# Problem requirements
Take the material below and retype it in full; pictures are left out.

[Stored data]
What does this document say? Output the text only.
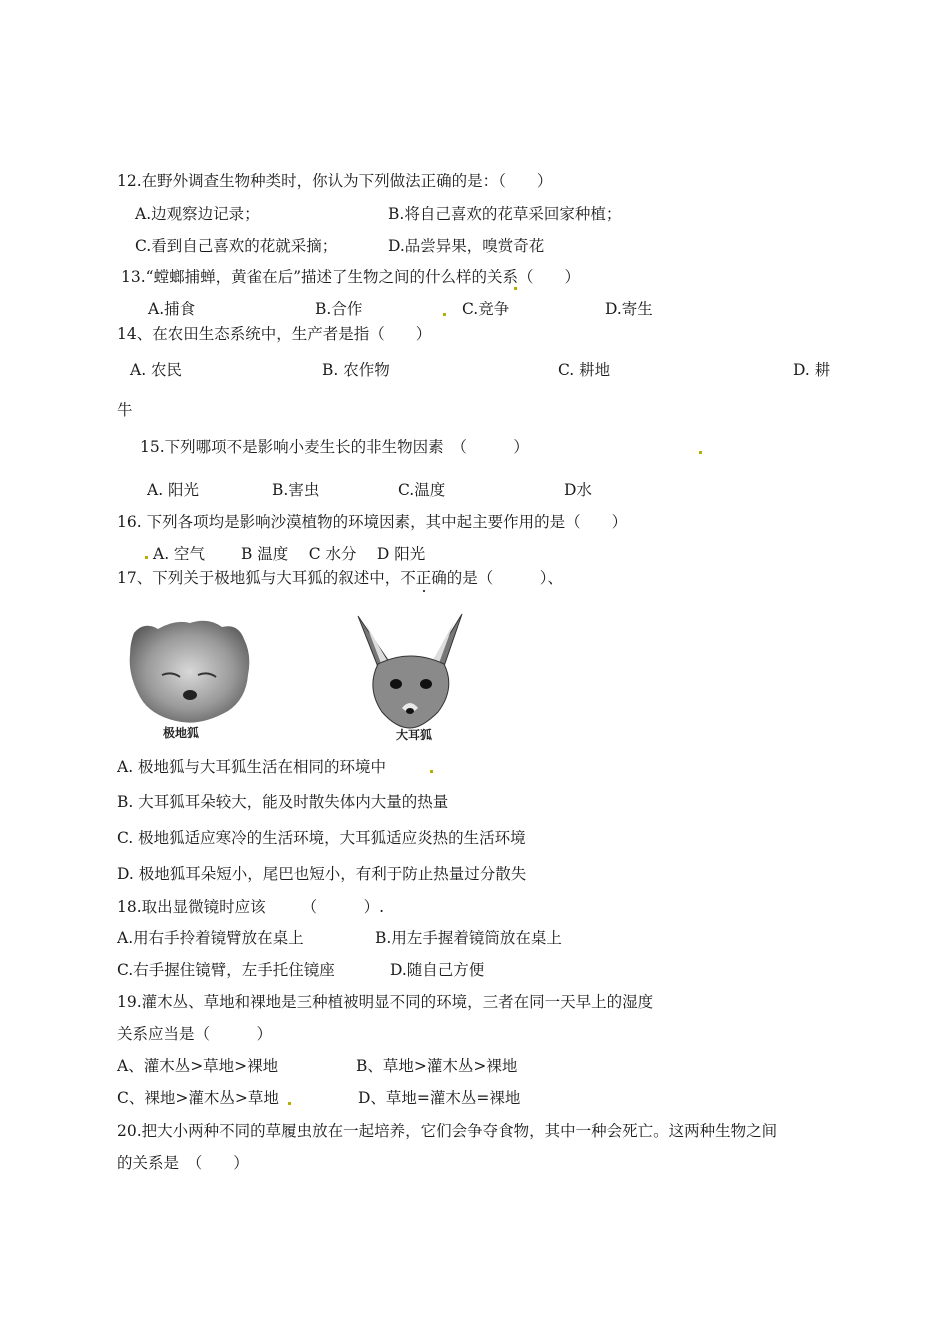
12.在野外调查生物种类时，你认为下列做法正确的是：（　　）
A.边观察边记录；	B.将自己喜欢的花草采回家种植；
C.看到自己喜欢的花就采摘；	D.品尝异果，嗅赏奇花
13.“螳螂捕蝉，黄雀在后”描述了生物之间的什么样的关系（　　）
A.捕食	B.合作	C.竞争	D.寄生
14、在农田生态系统中，生产者是指（　　）
A. 农民	B. 农作物	C. 耕地	D. 耕
牛
15.下列哪项不是影响小麦生长的非生物因素　（　　　）
A. 阳光	B.害虫	C.温度	D水
16. 下列各项均是影响沙漠植物的环境因素，其中起主要作用的是（　　）
A. 空气　　 B 温度　 C 水分　 D 阳光
17、下列关于极地狐与大耳狐的叙述中，不正确的是（　　　）、
极地狐	大耳狐
A. 极地狐与大耳狐生活在相同的环境中
B. 大耳狐耳朵较大，能及时散失体内大量的热量
C. 极地狐适应寒冷的生活环境，大耳狐适应炎热的生活环境
D. 极地狐耳朵短小，尾巴也短小，有利于防止热量过分散失
18.取出显微镜时应该　　 （　　　）.
A.用右手拎着镜臂放在桌上	B.用左手握着镜筒放在桌上
C.右手握住镜臂，左手托住镜座	D.随自己方便
19.灌木丛、草地和裸地是三种植被明显不同的环境，三者在同一天早上的湿度
关系应当是（　　　）
A、灌木丛>草地>裸地	B、草地>灌木丛>裸地
C、裸地>灌木丛>草地	D、草地=灌木丛=裸地
20.把大小两种不同的草履虫放在一起培养，它们会争夺食物，其中一种会死亡。这两种生物之间
的关系是　（　　）
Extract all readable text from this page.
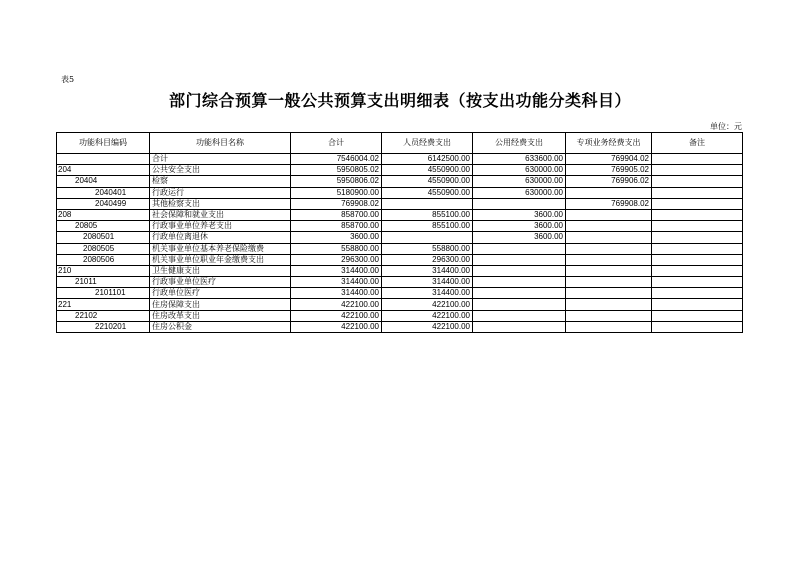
表5
部门综合预算一般公共预算支出明细表（按支出功能分类科目）
单位：元
功能科目编码	功能科目名称	合计	人员经费支出	公用经费支出	专项业务经费支出	备注
	合计	7546004.02	6142500.00	633600.00	769904.02	
204	公共安全支出	5950805.02	4550900.00	630000.00	769905.02	
20404	检察	5950806.02	4550900.00	630000.00	769906.02	
2040401	行政运行	5180900.00	4550900.00	630000.00		
2040499	其他检察支出	769908.02			769908.02	
208	社会保障和就业支出	858700.00	855100.00	3600.00		
20805	行政事业单位养老支出	858700.00	855100.00	3600.00		
2080501	行政单位离退休	3600.00		3600.00		
2080505	机关事业单位基本养老保险缴费	558800.00	558800.00			
2080506	机关事业单位职业年金缴费支出	296300.00	296300.00			
210	卫生健康支出	314400.00	314400.00			
21011	行政事业单位医疗	314400.00	314400.00			
2101101	行政单位医疗	314400.00	314400.00			
221	住房保障支出	422100.00	422100.00			
22102	住房改革支出	422100.00	422100.00			
2210201	住房公积金	422100.00	422100.00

# Right answer
What does this document say? Output the text only.
12.在野外调查生物种类时，你认为下列做法正确的是：（　　）
A.边观察边记录；	B.将自己喜欢的花草采回家种植；
C.看到自己喜欢的花就采摘；	D.品尝异果，嗅赏奇花
13.“螳螂捕蝉，黄雀在后”描述了生物之间的什么样的关系（　　）
A.捕食	B.合作	C.竞争	D.寄生
14、在农田生态系统中，生产者是指（　　）
A. 农民	B. 农作物	C. 耕地	D. 耕
牛
15.下列哪项不是影响小麦生长的非生物因素　（　　　）
A. 阳光	B.害虫	C.温度	D水
16. 下列各项均是影响沙漠植物的环境因素，其中起主要作用的是（　　）
A. 空气　　 B 温度　 C 水分　 D 阳光
17、下列关于极地狐与大耳狐的叙述中，不正确的是（　　　）、
极地狐	大耳狐
A. 极地狐与大耳狐生活在相同的环境中
B. 大耳狐耳朵较大，能及时散失体内大量的热量
C. 极地狐适应寒冷的生活环境，大耳狐适应炎热的生活环境
D. 极地狐耳朵短小，尾巴也短小，有利于防止热量过分散失
18.取出显微镜时应该　　 （　　　）.
A.用右手拎着镜臂放在桌上	B.用左手握着镜筒放在桌上
C.右手握住镜臂，左手托住镜座	D.随自己方便
19.灌木丛、草地和裸地是三种植被明显不同的环境，三者在同一天早上的湿度
关系应当是（　　　）
A、灌木丛>草地>裸地	B、草地>灌木丛>裸地
C、裸地>灌木丛>草地	D、草地=灌木丛=裸地
20.把大小两种不同的草履虫放在一起培养，它们会争夺食物，其中一种会死亡。这两种生物之间
的关系是　（　　）
Extract all readable text from this page.
表5
部门综合预算一般公共预算支出明细表（按支出功能分类科目）
单位：元
功能科目编码	功能科目名称	合计	人员经费支出	公用经费支出	专项业务经费支出	备注
	合计	7546004.02	6142500.00	633600.00	769904.02	
204	公共安全支出	5950805.02	4550900.00	630000.00	769905.02	
20404	检察	5950806.02	4550900.00	630000.00	769906.02	
2040401	行政运行	5180900.00	4550900.00	630000.00		
2040499	其他检察支出	769908.02			769908.02	
208	社会保障和就业支出	858700.00	855100.00	3600.00		
20805	行政事业单位养老支出	858700.00	855100.00	3600.00		
2080501	行政单位离退休	3600.00		3600.00		
2080505	机关事业单位基本养老保险缴费	558800.00	558800.00			
2080506	机关事业单位职业年金缴费支出	296300.00	296300.00			
210	卫生健康支出	314400.00	314400.00			
21011	行政事业单位医疗	314400.00	314400.00			
2101101	行政单位医疗	314400.00	314400.00			
221	住房保障支出	422100.00	422100.00			
22102	住房改革支出	422100.00	422100.00			
2210201	住房公积金	422100.00	422100.00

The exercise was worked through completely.